**Problem details**
Read the material below. Count the lines containing "data" and give that count alone.

── Supplied records

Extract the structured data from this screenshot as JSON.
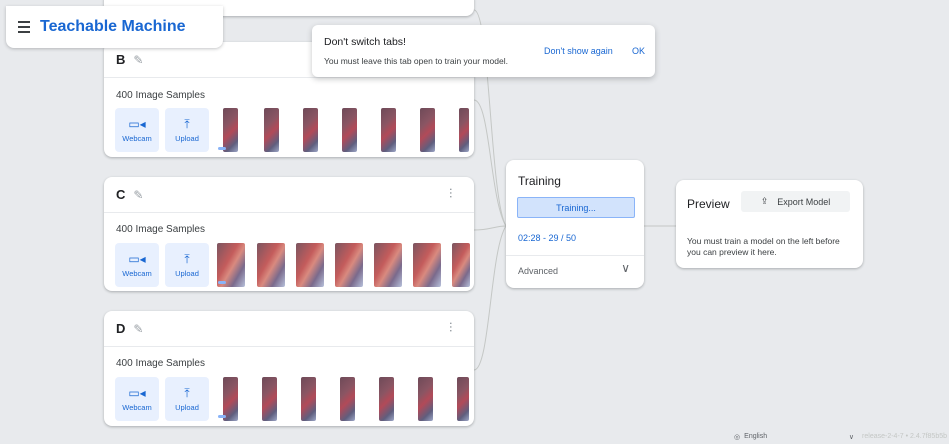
{
  "app": {
    "title": "Teachable Machine",
    "menu_icon": "hamburger-icon"
  },
  "toast": {
    "title": "Don't switch tabs!",
    "message": "You must leave this tab open to train your model.",
    "dont_show": "Don't show again",
    "ok": "OK"
  },
  "classes": [
    {
      "name": "B",
      "samples": "400 Image Samples",
      "webcam": "Webcam",
      "upload": "Upload"
    },
    {
      "name": "C",
      "samples": "400 Image Samples",
      "webcam": "Webcam",
      "upload": "Upload"
    },
    {
      "name": "D",
      "samples": "400 Image Samples",
      "webcam": "Webcam",
      "upload": "Upload"
    }
  ],
  "training": {
    "title": "Training",
    "button": "Training...",
    "progress": "02:28 - 29 / 50",
    "advanced": "Advanced"
  },
  "preview": {
    "title": "Preview",
    "export": "Export Model",
    "note": "You must train a model on the left before you can preview it here."
  },
  "footer": {
    "language": "English",
    "release": "release-2-4-7 • 2.4.7f85b5b"
  },
  "colors": {
    "accent": "#1967d2",
    "accent_light": "#e8f0fe",
    "background": "#e8eaed"
  }
}
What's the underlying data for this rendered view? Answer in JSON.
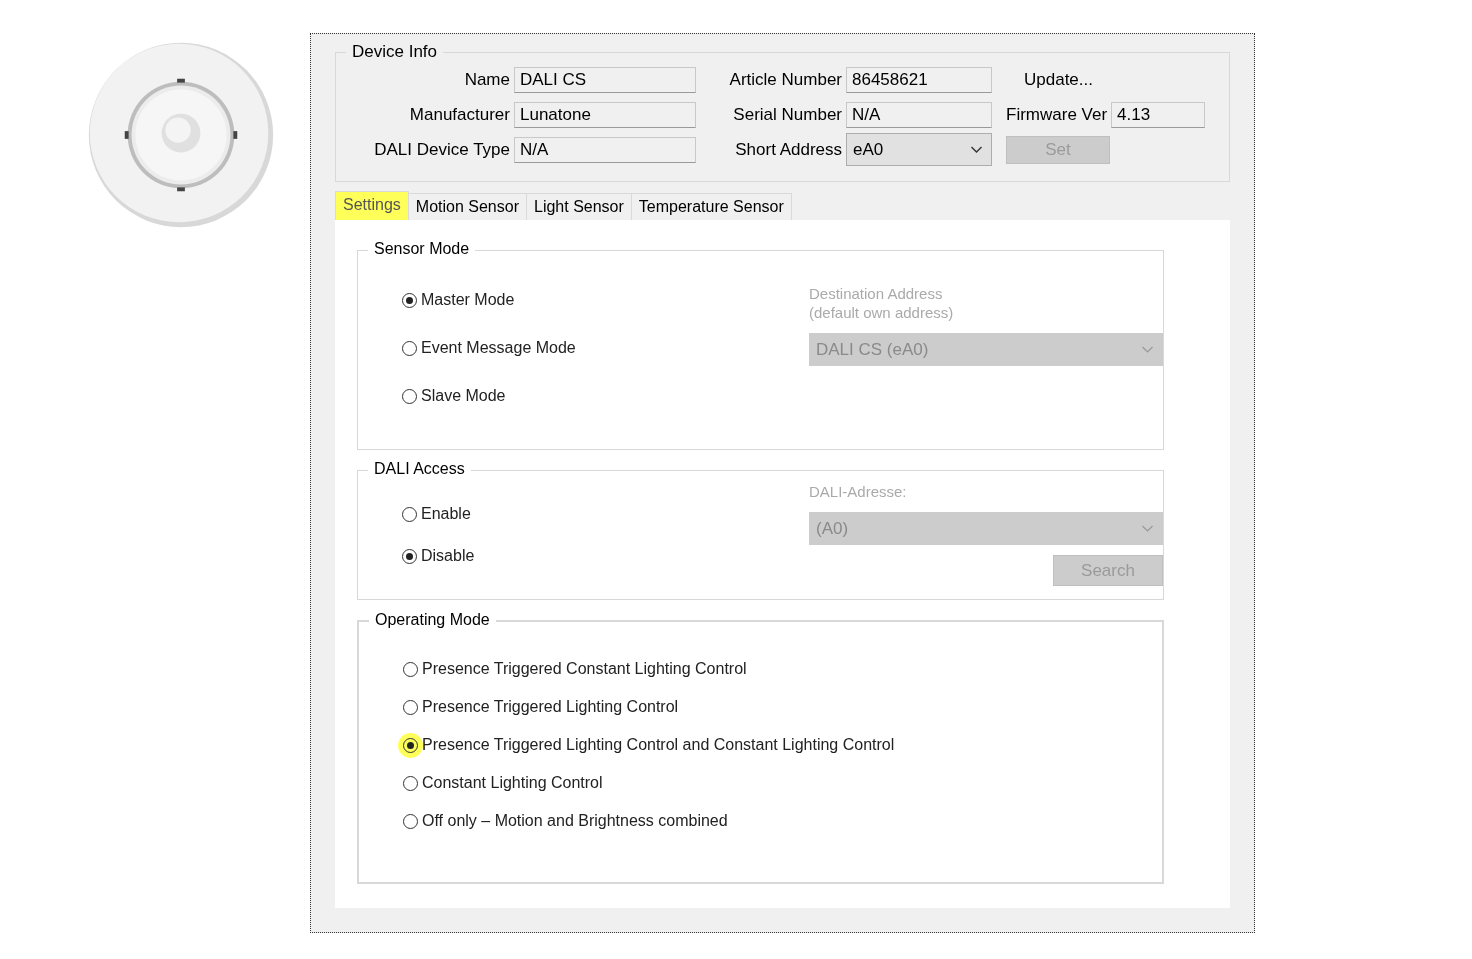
{
  "device_info": {
    "title": "Device Info",
    "cells": [
      {
        "kind": "field",
        "label": "Name",
        "value": "DALI CS"
      },
      {
        "kind": "field",
        "label": "Article Number",
        "value": "86458621"
      },
      {
        "kind": "link",
        "label": "Update..."
      },
      {
        "kind": "field",
        "label": "Manufacturer",
        "value": "Lunatone"
      },
      {
        "kind": "field",
        "label": "Serial Number",
        "value": "N/A"
      },
      {
        "kind": "field",
        "label": "Firmware Ver",
        "value": "4.13"
      },
      {
        "kind": "field",
        "label": "DALI Device Type",
        "value": "N/A"
      },
      {
        "kind": "dropdown",
        "label": "Short Address",
        "value": "eA0"
      },
      {
        "kind": "button",
        "label": "Set",
        "disabled": true
      }
    ]
  },
  "tabs": [
    {
      "label": "Settings",
      "selected": true,
      "highlighted": true
    },
    {
      "label": "Motion Sensor",
      "selected": false,
      "highlighted": false
    },
    {
      "label": "Light Sensor",
      "selected": false,
      "highlighted": false
    },
    {
      "label": "Temperature Sensor",
      "selected": false,
      "highlighted": false
    }
  ],
  "sensor_mode": {
    "title": "Sensor Mode",
    "options": [
      {
        "label": "Master Mode",
        "selected": true
      },
      {
        "label": "Event Message Mode",
        "selected": false
      },
      {
        "label": "Slave Mode",
        "selected": false
      }
    ],
    "destination_label": [
      "Destination Address",
      "(default own address)"
    ],
    "destination": {
      "value": "DALI CS (eA0)",
      "disabled": true
    }
  },
  "dali_access": {
    "title": "DALI Access",
    "options": [
      {
        "label": "Enable",
        "selected": false
      },
      {
        "label": "Disable",
        "selected": true
      }
    ],
    "address_label": "DALI-Adresse:",
    "address": {
      "value": "(A0)",
      "disabled": true
    },
    "search_button": {
      "label": "Search",
      "disabled": true
    }
  },
  "operating_mode": {
    "title": "Operating Mode",
    "options": [
      {
        "label": "Presence Triggered Constant Lighting Control",
        "selected": false,
        "highlighted": false
      },
      {
        "label": "Presence Triggered Lighting Control",
        "selected": false,
        "highlighted": false
      },
      {
        "label": "Presence Triggered Lighting Control and Constant Lighting Control",
        "selected": true,
        "highlighted": true
      },
      {
        "label": "Constant Lighting Control",
        "selected": false,
        "highlighted": false
      },
      {
        "label": "Off only – Motion and Brightness combined",
        "selected": false,
        "highlighted": false
      }
    ]
  }
}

────

**Response to the task**
2